### Data items
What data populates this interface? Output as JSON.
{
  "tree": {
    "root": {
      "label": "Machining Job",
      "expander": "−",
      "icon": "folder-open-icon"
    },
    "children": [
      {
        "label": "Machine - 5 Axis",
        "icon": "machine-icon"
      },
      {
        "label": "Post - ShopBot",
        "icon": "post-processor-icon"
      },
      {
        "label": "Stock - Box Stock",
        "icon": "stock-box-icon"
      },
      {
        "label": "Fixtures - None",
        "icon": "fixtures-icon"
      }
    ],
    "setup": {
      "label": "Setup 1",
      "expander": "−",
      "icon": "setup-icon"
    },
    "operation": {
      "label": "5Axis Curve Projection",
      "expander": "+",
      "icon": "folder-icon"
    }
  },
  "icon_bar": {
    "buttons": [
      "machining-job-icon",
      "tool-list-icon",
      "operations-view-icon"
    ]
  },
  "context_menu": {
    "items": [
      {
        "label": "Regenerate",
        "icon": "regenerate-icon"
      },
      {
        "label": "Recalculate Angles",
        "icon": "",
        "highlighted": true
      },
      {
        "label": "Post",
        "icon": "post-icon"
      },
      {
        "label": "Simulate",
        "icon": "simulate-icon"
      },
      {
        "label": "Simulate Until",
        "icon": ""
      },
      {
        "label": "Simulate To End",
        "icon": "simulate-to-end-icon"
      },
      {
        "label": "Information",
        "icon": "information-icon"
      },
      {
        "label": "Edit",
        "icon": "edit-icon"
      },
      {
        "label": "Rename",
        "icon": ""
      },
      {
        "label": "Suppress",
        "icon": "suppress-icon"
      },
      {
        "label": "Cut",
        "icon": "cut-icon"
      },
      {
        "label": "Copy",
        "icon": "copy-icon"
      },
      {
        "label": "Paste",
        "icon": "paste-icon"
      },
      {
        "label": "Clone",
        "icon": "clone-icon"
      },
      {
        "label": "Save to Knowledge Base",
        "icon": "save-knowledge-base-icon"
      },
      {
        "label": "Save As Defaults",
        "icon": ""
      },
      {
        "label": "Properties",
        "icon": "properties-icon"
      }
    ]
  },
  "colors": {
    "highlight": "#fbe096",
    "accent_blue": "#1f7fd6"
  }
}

### Stated task
Every entry above should be retyped exactly as shown.

### Final result
What data populates this interface? Output as JSON.
{
  "tree": {
    "root": {
      "label": "Machining Job",
      "expander": "−",
      "icon": "folder-open-icon"
    },
    "children": [
      {
        "label": "Machine - 5 Axis",
        "icon": "machine-icon"
      },
      {
        "label": "Post - ShopBot",
        "icon": "post-processor-icon"
      },
      {
        "label": "Stock - Box Stock",
        "icon": "stock-box-icon"
      },
      {
        "label": "Fixtures - None",
        "icon": "fixtures-icon"
      }
    ],
    "setup": {
      "label": "Setup 1",
      "expander": "−",
      "icon": "setup-icon"
    },
    "operation": {
      "label": "5Axis Curve Projection",
      "expander": "+",
      "icon": "folder-icon"
    }
  },
  "icon_bar": {
    "buttons": [
      "machining-job-icon",
      "tool-list-icon",
      "operations-view-icon"
    ]
  },
  "context_menu": {
    "items": [
      {
        "label": "Regenerate",
        "icon": "regenerate-icon"
      },
      {
        "label": "Recalculate Angles",
        "icon": "",
        "highlighted": true
      },
      {
        "label": "Post",
        "icon": "post-icon"
      },
      {
        "label": "Simulate",
        "icon": "simulate-icon"
      },
      {
        "label": "Simulate Until",
        "icon": ""
      },
      {
        "label": "Simulate To End",
        "icon": "simulate-to-end-icon"
      },
      {
        "label": "Information",
        "icon": "information-icon"
      },
      {
        "label": "Edit",
        "icon": "edit-icon"
      },
      {
        "label": "Rename",
        "icon": ""
      },
      {
        "label": "Suppress",
        "icon": "suppress-icon"
      },
      {
        "label": "Cut",
        "icon": "cut-icon"
      },
      {
        "label": "Copy",
        "icon": "copy-icon"
      },
      {
        "label": "Paste",
        "icon": "paste-icon"
      },
      {
        "label": "Clone",
        "icon": "clone-icon"
      },
      {
        "label": "Save to Knowledge Base",
        "icon": "save-knowledge-base-icon"
      },
      {
        "label": "Save As Defaults",
        "icon": ""
      },
      {
        "label": "Properties",
        "icon": "properties-icon"
      }
    ]
  },
  "colors": {
    "highlight": "#fbe096",
    "accent_blue": "#1f7fd6"
  }
}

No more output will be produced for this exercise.